The possession of handguns was banned in Britain in 1996 following the Dunblane massacre. The illegal ownership of handguns is believed to be higher that it has ever been, with nearly 300,000 illegal guns estimated to be in circulation in Britain.

The increase in gun crime is linked to gang activity and the expanding drugs trade. Tony Blair's government has failed to address these issues effectively, although it promised to be ''tough on crime and tough on the causes of crime''. The reason, is in major part, because the British Police service (once proudly known as the force) is self focussed on its own political correct image and the wrong targets. Vast resources are deployed to areas such as motorists who are relentlessly prosecuted (for financial gain) whilst organised gangs remain mostly beyond the reach of law enforcement and business crime remains undetected or even not understood by most investigating Police Officers. Car Crime is now hardly investigated, victims are now only supplied with a crime number. Ten years ago a report of a car theft was always followed up with a visit from an officer, not now in modern Britain.

The facts are that fixed roadside speed cameras now collect over £114 million a year in fines, giving the Government a clear profit of £22 million a year. Despite a huge increase in convictions experts insist that speed cameras have not led to a decline in road deaths or boosted road safety. Instead pillars of the community have been turned into criminals, using massive police resources in the process and leading to respect for the police plunging to an all time low in Britain; ask most long serving constables and they agree but dare not say so in public. Is the reason for this because the Police are now 'risk adverse' by culture ?

Data in this exercise:
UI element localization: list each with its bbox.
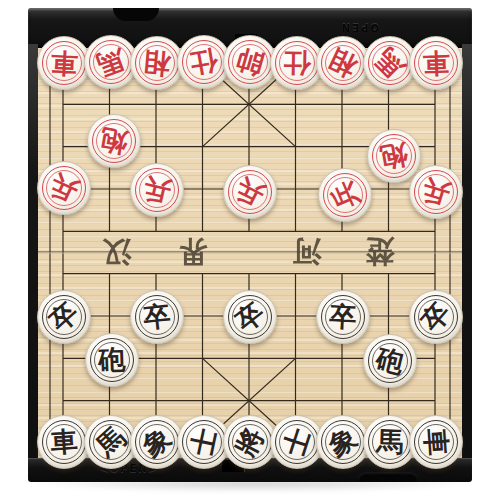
piece-character: 車 — [408, 414, 464, 470]
piece-red-soldier[interactable]: 兵 — [130, 163, 184, 217]
thumb-notch-top — [113, 8, 159, 21]
piece-red-cannon[interactable]: 炮 — [367, 129, 421, 183]
river-char: 界 — [175, 234, 211, 270]
piece-character: 砲 — [85, 333, 139, 387]
piece-black-soldier[interactable]: 卒 — [130, 290, 184, 344]
piece-black-soldier[interactable]: 卒 — [37, 290, 91, 344]
piece-black-elephant[interactable]: 象 — [316, 415, 370, 469]
board-playing-surface: 汉界河楚 — [38, 48, 462, 458]
river-char: 汉 — [99, 234, 135, 270]
piece-black-cannon[interactable]: 砲 — [85, 333, 139, 387]
piece-red-cannon[interactable]: 炮 — [87, 114, 141, 168]
piece-character: 炮 — [83, 111, 143, 171]
board-drop-shadow — [34, 481, 470, 492]
piece-character: 卒 — [316, 290, 371, 345]
river-char: 楚 — [362, 234, 398, 270]
river-char: 河 — [289, 234, 325, 270]
piece-red-soldier[interactable]: 兵 — [409, 165, 463, 219]
thumb-notch-bottom — [358, 472, 418, 482]
board-frame-left — [28, 44, 38, 462]
piece-character: 車 — [409, 36, 463, 90]
piece-black-cannon[interactable]: 砲 — [363, 334, 417, 388]
piece-red-chariot[interactable]: 車 — [409, 36, 463, 90]
piece-black-soldier[interactable]: 卒 — [316, 290, 370, 344]
board-frame-right — [462, 44, 472, 462]
piece-black-chariot[interactable]: 車 — [409, 415, 463, 469]
piece-red-soldier[interactable]: 兵 — [37, 161, 91, 215]
xiangqi-board-photo: OPEN ◄OPEN► 汉界河楚 車馬相仕帥仕相馬車炮炮兵兵兵兵兵卒卒卒卒卒砲砲… — [0, 0, 500, 500]
piece-red-general[interactable]: 帥 — [223, 35, 277, 89]
piece-black-soldier[interactable]: 卒 — [409, 290, 463, 344]
piece-red-soldier[interactable]: 兵 — [318, 168, 372, 222]
piece-red-soldier[interactable]: 兵 — [223, 165, 277, 219]
embossed-open-label-top: OPEN — [340, 22, 379, 33]
piece-black-soldier[interactable]: 卒 — [223, 290, 277, 344]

Parts of the exercise:
[a] List every figure written in numerals in the text on gun crime and policing in Britain.
[b] Echo the lines of the records starting at the line that contains "piece-character: 車 — [408, 414, 464, 470]" and ending at the line that contains "piece-black-soldier[interactable]: 卒 — [130, 290, 184, 344]".

Answers by task:
[a]
1996
300,000
£114 million
£22 million

[b]
piece-character: 車 — [408, 414, 464, 470]
piece-red-soldier[interactable]: 兵 — [130, 163, 184, 217]
thumb-notch-top — [113, 8, 159, 21]
piece-red-cannon[interactable]: 炮 — [367, 129, 421, 183]
river-char: 界 — [175, 234, 211, 270]
piece-character: 砲 — [85, 333, 139, 387]
piece-black-soldier[interactable]: 卒 — [130, 290, 184, 344]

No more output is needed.